Work to do: Read through the data and count the lines that contain the string "this"; give only the result.

Dataset extract:

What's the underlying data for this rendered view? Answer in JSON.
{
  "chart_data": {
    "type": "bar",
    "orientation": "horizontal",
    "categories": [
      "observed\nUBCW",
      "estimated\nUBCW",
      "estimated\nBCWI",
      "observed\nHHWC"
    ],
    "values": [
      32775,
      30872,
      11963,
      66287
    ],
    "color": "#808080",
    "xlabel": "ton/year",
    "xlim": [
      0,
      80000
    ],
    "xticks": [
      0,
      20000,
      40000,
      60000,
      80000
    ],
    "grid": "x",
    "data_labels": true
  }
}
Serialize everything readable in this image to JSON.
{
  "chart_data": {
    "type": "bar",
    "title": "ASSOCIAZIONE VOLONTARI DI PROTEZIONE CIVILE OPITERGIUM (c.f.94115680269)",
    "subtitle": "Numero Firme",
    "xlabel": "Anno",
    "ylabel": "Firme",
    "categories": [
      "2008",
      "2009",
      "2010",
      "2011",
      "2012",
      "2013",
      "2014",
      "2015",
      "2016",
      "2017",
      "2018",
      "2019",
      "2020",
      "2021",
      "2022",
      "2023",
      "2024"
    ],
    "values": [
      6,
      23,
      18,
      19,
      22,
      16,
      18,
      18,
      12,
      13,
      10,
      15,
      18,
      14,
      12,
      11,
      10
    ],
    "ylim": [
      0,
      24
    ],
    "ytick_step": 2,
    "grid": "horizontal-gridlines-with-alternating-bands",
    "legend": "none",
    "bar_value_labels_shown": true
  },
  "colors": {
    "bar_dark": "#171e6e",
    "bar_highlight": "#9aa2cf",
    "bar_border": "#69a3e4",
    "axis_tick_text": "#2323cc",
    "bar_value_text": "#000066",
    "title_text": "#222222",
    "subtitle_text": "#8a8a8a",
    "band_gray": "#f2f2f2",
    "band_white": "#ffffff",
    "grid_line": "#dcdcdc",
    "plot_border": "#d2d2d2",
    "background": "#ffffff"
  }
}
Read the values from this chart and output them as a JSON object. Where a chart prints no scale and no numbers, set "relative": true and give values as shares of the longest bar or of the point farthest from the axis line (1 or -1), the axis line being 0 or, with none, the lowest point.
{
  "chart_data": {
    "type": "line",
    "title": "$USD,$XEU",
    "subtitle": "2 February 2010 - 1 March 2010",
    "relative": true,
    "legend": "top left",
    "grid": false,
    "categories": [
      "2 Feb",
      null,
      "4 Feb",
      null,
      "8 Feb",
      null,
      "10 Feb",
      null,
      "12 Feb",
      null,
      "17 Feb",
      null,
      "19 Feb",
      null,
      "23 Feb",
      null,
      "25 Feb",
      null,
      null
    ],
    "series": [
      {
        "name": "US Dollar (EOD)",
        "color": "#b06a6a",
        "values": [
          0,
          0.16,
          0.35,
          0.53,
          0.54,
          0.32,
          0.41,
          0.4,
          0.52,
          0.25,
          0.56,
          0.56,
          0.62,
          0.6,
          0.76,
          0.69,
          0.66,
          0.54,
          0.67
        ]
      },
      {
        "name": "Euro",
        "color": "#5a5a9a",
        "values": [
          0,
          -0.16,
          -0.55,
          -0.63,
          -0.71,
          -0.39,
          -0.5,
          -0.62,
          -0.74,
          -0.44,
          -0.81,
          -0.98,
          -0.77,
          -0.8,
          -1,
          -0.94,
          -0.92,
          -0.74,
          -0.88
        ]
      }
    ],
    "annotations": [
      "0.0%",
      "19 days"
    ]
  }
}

The reply: 3